* Task instructions
Search the material for the string "Segments", then return every line where it is found.

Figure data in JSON
§ §
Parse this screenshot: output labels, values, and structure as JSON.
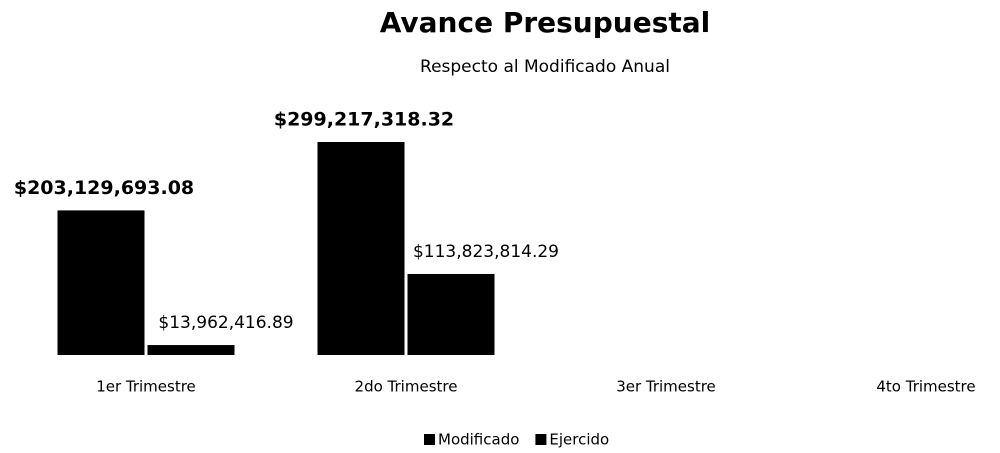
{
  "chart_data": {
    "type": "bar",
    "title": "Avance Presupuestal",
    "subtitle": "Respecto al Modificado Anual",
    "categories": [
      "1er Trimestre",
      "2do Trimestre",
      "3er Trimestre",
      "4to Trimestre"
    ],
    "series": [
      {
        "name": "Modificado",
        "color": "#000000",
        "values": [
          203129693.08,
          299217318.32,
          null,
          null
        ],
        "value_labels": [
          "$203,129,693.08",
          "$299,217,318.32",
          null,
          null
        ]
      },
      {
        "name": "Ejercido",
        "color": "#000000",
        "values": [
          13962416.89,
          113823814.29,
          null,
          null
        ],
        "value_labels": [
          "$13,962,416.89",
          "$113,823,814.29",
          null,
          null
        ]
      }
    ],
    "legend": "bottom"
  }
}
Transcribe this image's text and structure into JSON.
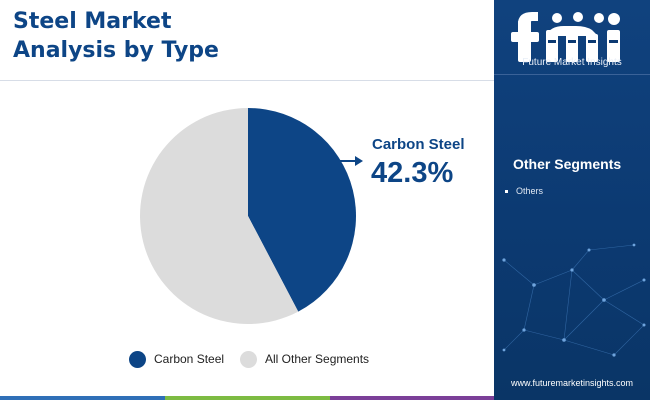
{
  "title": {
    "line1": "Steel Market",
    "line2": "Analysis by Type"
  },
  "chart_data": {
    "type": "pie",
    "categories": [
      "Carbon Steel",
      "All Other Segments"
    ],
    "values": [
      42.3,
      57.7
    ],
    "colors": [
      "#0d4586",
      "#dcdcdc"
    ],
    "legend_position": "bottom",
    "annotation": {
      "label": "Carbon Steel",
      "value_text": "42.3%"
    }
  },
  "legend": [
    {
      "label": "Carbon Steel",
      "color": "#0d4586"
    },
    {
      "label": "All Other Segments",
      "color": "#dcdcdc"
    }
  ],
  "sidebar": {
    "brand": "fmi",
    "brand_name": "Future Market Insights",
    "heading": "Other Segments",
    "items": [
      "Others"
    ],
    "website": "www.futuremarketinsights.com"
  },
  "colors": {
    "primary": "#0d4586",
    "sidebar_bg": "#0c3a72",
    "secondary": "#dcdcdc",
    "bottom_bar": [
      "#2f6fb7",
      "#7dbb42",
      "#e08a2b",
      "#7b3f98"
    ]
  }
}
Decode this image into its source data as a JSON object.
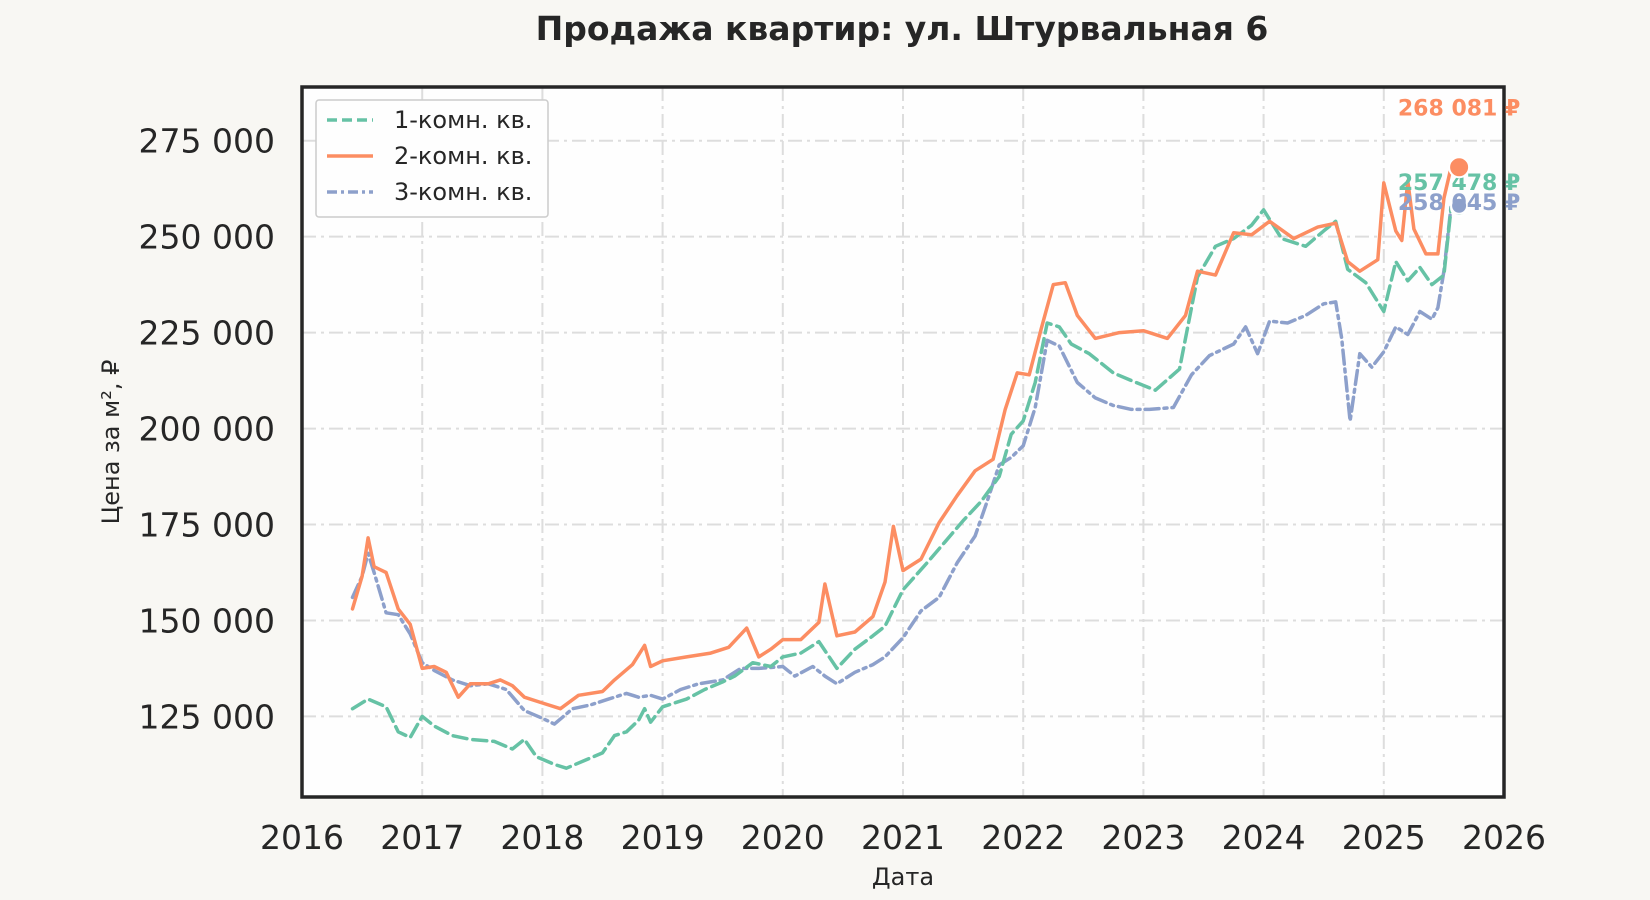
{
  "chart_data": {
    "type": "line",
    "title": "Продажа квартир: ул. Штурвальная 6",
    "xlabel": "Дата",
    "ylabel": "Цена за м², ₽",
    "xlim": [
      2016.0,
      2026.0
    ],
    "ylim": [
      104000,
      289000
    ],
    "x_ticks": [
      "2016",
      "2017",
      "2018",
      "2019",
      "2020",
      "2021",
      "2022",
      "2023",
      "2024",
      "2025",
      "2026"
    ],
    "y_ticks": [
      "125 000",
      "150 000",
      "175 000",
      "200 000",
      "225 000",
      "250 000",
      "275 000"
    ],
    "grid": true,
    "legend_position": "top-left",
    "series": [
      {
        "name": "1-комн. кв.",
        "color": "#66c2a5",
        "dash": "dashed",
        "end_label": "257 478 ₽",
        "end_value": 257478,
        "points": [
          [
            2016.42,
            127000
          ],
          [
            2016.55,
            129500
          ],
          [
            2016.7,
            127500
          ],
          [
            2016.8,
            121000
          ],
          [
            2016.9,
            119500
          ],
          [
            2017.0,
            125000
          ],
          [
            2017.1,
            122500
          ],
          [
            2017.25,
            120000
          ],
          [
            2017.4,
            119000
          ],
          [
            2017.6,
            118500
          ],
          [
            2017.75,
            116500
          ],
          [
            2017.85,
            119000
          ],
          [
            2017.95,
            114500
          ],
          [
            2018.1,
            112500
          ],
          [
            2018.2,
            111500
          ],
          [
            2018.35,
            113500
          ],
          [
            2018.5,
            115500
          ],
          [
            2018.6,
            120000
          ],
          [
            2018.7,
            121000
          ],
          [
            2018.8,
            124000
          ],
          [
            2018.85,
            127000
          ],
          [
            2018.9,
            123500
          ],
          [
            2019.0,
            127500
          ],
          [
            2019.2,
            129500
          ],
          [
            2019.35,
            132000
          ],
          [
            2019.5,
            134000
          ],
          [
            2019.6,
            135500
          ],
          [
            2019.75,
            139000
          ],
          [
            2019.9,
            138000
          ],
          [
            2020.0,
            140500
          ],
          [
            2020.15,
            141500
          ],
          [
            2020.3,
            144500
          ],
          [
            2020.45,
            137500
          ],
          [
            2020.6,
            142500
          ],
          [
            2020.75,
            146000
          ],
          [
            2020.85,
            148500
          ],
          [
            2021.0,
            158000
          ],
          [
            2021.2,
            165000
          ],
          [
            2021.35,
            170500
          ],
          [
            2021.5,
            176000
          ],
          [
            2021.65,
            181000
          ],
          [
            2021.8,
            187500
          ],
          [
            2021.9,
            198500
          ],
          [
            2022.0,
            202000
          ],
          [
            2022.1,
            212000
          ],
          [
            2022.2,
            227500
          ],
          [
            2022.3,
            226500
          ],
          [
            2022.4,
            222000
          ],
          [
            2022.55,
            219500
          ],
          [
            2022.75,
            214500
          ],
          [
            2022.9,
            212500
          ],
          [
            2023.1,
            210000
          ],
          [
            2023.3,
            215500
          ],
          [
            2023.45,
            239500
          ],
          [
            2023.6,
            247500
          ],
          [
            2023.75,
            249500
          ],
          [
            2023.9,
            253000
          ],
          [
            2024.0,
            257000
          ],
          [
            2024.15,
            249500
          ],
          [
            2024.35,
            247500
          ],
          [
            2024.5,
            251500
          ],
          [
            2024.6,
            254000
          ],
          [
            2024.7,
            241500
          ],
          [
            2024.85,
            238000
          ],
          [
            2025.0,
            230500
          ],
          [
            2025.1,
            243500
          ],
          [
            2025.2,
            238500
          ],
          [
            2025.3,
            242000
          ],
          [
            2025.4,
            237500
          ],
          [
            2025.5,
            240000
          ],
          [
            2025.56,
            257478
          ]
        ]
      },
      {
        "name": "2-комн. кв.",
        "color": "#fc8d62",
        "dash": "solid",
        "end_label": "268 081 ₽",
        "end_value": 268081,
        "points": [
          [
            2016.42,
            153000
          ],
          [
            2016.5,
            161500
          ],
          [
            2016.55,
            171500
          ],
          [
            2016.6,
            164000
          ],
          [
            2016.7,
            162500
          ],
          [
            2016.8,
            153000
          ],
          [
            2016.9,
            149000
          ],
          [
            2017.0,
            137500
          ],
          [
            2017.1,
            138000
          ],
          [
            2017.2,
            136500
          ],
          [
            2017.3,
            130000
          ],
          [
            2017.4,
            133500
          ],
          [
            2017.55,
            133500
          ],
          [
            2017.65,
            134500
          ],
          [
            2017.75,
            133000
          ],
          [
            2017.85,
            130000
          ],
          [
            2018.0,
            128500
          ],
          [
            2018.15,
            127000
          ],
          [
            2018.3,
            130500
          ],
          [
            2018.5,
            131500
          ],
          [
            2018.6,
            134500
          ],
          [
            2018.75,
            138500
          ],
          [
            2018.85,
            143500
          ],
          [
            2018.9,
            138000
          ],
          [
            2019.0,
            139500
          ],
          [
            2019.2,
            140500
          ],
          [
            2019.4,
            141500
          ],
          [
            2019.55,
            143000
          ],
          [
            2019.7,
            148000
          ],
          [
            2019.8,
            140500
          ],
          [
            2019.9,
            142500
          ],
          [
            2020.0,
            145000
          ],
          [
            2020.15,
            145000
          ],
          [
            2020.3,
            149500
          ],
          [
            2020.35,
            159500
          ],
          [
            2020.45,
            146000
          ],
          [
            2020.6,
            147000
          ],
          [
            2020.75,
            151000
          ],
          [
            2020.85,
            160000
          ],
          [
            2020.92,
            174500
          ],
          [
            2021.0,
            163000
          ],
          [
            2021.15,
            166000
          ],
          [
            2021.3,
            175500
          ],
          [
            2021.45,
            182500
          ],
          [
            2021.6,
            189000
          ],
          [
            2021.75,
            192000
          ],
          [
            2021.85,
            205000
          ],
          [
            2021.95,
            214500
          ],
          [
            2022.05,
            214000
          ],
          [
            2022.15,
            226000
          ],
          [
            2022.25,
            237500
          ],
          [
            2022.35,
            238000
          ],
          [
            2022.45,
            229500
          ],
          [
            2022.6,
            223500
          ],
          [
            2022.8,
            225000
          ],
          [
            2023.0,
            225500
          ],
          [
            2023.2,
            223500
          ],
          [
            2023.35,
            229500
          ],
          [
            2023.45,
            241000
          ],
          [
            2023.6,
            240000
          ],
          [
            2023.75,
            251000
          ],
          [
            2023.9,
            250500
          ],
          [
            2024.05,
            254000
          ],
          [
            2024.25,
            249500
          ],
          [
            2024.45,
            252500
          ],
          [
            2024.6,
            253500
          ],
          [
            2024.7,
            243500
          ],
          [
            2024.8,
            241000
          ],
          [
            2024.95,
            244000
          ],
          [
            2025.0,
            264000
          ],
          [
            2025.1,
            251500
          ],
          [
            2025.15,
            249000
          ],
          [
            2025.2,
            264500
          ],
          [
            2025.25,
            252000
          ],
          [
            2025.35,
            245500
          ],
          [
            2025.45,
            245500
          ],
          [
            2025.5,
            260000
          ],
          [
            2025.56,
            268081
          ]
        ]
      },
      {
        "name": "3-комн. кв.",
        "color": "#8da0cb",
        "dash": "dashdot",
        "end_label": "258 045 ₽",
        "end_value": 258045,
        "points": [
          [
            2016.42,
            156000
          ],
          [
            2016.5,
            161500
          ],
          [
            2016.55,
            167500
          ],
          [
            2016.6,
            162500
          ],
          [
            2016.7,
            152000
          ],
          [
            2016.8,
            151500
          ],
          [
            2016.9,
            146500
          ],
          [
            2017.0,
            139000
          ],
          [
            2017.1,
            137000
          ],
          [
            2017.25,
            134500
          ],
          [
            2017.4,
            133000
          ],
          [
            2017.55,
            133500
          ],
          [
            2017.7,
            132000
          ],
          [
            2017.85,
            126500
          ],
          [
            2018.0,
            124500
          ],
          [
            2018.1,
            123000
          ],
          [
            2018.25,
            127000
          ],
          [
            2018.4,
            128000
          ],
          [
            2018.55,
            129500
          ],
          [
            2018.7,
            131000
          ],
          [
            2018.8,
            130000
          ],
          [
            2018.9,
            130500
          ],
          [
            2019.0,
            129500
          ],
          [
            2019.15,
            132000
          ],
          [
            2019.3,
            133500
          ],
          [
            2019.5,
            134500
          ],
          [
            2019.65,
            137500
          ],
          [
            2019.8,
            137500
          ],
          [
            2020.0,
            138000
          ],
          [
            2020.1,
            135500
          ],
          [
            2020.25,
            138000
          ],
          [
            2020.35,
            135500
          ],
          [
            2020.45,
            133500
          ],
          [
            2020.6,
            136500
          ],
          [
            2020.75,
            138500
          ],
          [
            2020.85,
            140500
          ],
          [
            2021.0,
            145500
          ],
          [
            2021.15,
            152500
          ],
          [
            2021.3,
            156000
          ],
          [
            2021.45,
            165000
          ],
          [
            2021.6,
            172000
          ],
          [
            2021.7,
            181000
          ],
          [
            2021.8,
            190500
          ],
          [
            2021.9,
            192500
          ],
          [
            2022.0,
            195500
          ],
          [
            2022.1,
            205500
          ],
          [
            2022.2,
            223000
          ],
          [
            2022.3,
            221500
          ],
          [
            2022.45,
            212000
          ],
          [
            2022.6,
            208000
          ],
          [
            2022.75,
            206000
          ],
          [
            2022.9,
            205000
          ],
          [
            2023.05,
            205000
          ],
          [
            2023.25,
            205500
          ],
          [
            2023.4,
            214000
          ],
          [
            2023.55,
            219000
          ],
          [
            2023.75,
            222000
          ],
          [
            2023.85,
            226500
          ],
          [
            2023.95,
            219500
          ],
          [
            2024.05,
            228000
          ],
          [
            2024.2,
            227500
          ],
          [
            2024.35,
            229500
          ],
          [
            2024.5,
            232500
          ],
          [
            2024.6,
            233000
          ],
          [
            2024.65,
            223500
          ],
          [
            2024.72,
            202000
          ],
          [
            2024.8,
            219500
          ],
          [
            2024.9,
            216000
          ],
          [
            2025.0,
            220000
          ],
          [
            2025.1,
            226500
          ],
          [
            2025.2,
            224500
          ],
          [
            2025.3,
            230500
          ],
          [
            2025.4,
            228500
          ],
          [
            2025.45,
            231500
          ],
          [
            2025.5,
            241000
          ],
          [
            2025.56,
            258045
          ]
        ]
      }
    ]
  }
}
§ §
* The output
      "All Other Segments"
      "label": "All Other Segments",
    "heading": "Other Segments",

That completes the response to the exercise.